PROBLEM REQUIREMENTS – Pull each line containing "area" out of the data and copy it.

DATA FOR THE TASK –
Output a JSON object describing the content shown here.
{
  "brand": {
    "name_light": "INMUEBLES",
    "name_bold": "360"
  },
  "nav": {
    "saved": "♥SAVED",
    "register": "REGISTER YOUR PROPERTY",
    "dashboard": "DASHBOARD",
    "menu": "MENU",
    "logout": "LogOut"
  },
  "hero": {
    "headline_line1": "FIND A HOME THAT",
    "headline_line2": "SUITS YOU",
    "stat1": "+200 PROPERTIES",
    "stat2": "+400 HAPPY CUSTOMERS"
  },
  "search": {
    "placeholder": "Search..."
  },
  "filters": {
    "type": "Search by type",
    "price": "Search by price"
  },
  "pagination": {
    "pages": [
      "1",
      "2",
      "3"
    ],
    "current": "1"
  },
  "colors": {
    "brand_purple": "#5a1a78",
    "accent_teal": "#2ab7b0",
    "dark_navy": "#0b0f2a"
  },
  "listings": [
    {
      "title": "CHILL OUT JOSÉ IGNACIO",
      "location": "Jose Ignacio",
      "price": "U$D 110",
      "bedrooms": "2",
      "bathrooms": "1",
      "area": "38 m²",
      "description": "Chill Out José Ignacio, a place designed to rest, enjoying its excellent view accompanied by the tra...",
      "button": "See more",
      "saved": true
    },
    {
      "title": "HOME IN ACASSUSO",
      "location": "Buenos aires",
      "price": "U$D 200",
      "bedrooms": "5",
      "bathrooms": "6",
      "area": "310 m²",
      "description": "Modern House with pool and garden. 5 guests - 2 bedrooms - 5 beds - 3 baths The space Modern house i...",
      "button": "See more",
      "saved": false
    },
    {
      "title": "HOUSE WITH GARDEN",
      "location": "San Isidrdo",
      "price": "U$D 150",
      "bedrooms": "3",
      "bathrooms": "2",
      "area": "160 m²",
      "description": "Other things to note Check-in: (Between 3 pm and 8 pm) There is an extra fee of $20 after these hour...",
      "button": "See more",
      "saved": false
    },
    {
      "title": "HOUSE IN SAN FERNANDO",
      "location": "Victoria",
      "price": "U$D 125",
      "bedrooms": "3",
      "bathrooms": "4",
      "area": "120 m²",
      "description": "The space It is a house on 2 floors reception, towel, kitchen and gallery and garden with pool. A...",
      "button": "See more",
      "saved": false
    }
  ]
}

ANSWER TO THE TASK –
      "area": "38 m²",
      "area": "310 m²",
      "area": "160 m²",
      "area": "120 m²",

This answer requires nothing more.